Records from a data source
● ● ● ● ●

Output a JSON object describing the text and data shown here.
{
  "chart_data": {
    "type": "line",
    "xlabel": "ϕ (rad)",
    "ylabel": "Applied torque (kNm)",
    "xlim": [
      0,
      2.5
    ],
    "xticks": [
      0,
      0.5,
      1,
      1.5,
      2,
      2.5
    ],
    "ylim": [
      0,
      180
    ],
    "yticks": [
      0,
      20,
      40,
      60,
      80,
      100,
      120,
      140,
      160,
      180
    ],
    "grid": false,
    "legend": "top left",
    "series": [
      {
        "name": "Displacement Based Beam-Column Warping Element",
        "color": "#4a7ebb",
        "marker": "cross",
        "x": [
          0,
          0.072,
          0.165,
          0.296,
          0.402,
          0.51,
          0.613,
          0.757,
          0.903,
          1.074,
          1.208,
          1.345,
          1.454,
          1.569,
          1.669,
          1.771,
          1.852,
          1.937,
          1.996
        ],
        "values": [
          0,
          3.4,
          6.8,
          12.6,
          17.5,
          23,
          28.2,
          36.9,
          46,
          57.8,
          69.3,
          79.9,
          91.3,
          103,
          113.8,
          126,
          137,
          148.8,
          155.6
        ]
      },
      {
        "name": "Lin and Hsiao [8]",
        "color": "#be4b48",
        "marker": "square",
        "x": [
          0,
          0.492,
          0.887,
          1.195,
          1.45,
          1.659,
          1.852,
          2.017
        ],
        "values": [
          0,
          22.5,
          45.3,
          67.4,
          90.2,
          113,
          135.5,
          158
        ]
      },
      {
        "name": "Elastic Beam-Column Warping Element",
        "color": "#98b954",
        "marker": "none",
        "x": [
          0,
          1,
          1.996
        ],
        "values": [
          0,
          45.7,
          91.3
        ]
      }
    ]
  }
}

● ● ● ● ●

Say only how many lines in the records carry the word "Element".

2